[Figure record extracts]

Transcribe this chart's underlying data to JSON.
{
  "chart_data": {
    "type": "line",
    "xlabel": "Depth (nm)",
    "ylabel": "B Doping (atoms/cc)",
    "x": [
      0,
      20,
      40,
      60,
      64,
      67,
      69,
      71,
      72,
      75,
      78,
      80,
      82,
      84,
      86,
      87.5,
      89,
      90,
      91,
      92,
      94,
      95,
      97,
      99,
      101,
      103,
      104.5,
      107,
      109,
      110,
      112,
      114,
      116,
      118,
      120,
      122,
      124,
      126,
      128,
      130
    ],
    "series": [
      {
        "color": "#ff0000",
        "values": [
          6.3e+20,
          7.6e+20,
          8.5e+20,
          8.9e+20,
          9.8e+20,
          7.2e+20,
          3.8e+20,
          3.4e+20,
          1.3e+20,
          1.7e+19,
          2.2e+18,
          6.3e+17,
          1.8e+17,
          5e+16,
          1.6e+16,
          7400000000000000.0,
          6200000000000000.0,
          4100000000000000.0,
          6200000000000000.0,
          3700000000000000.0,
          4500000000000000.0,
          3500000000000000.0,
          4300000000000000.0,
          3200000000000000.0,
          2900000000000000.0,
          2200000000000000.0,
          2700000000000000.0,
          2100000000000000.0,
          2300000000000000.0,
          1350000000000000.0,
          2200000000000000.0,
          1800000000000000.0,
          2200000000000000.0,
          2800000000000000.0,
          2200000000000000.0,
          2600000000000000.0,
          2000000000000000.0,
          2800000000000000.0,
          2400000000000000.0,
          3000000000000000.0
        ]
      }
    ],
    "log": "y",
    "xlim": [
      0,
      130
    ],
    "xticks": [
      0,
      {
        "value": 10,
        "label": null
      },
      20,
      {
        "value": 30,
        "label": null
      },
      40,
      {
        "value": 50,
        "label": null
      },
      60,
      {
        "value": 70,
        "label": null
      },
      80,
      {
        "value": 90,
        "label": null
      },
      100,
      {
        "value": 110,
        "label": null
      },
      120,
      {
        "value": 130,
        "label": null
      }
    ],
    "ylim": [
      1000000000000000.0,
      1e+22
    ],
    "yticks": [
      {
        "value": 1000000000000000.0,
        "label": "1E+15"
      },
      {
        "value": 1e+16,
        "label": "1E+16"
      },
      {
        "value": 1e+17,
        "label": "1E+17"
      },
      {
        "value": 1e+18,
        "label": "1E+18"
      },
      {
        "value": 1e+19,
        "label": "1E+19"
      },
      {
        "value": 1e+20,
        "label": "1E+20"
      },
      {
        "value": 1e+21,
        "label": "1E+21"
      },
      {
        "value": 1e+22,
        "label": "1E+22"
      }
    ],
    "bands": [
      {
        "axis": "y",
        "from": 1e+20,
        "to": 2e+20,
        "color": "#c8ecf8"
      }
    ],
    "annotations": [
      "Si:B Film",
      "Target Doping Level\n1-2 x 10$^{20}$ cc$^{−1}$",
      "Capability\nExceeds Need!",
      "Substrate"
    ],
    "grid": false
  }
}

What you have to do: Give all the entries again exactly; leave none out.

Task answer:
Transcribe this chart's underlying data to JSON.
{
  "chart_data": {
    "type": "line",
    "xlabel": "Depth (nm)",
    "ylabel": "B Doping (atoms/cc)",
    "x": [
      0,
      20,
      40,
      60,
      64,
      67,
      69,
      71,
      72,
      75,
      78,
      80,
      82,
      84,
      86,
      87.5,
      89,
      90,
      91,
      92,
      94,
      95,
      97,
      99,
      101,
      103,
      104.5,
      107,
      109,
      110,
      112,
      114,
      116,
      118,
      120,
      122,
      124,
      126,
      128,
      130
    ],
    "series": [
      {
        "color": "#ff0000",
        "values": [
          6.3e+20,
          7.6e+20,
          8.5e+20,
          8.9e+20,
          9.8e+20,
          7.2e+20,
          3.8e+20,
          3.4e+20,
          1.3e+20,
          1.7e+19,
          2.2e+18,
          6.3e+17,
          1.8e+17,
          5e+16,
          1.6e+16,
          7400000000000000.0,
          6200000000000000.0,
          4100000000000000.0,
          6200000000000000.0,
          3700000000000000.0,
          4500000000000000.0,
          3500000000000000.0,
          4300000000000000.0,
          3200000000000000.0,
          2900000000000000.0,
          2200000000000000.0,
          2700000000000000.0,
          2100000000000000.0,
          2300000000000000.0,
          1350000000000000.0,
          2200000000000000.0,
          1800000000000000.0,
          2200000000000000.0,
          2800000000000000.0,
          2200000000000000.0,
          2600000000000000.0,
          2000000000000000.0,
          2800000000000000.0,
          2400000000000000.0,
          3000000000000000.0
        ]
      }
    ],
    "log": "y",
    "xlim": [
      0,
      130
    ],
    "xticks": [
      0,
      {
        "value": 10,
        "label": null
      },
      20,
      {
        "value": 30,
        "label": null
      },
      40,
      {
        "value": 50,
        "label": null
      },
      60,
      {
        "value": 70,
        "label": null
      },
      80,
      {
        "value": 90,
        "label": null
      },
      100,
      {
        "value": 110,
        "label": null
      },
      120,
      {
        "value": 130,
        "label": null
      }
    ],
    "ylim": [
      1000000000000000.0,
      1e+22
    ],
    "yticks": [
      {
        "value": 1000000000000000.0,
        "label": "1E+15"
      },
      {
        "value": 1e+16,
        "label": "1E+16"
      },
      {
        "value": 1e+17,
        "label": "1E+17"
      },
      {
        "value": 1e+18,
        "label": "1E+18"
      },
      {
        "value": 1e+19,
        "label": "1E+19"
      },
      {
        "value": 1e+20,
        "label": "1E+20"
      },
      {
        "value": 1e+21,
        "label": "1E+21"
      },
      {
        "value": 1e+22,
        "label": "1E+22"
      }
    ],
    "bands": [
      {
        "axis": "y",
        "from": 1e+20,
        "to": 2e+20,
        "color": "#c8ecf8"
      }
    ],
    "annotations": [
      "Si:B Film",
      "Target Doping Level\n1-2 x 10$^{20}$ cc$^{−1}$",
      "Capability\nExceeds Need!",
      "Substrate"
    ],
    "grid": false
  }
}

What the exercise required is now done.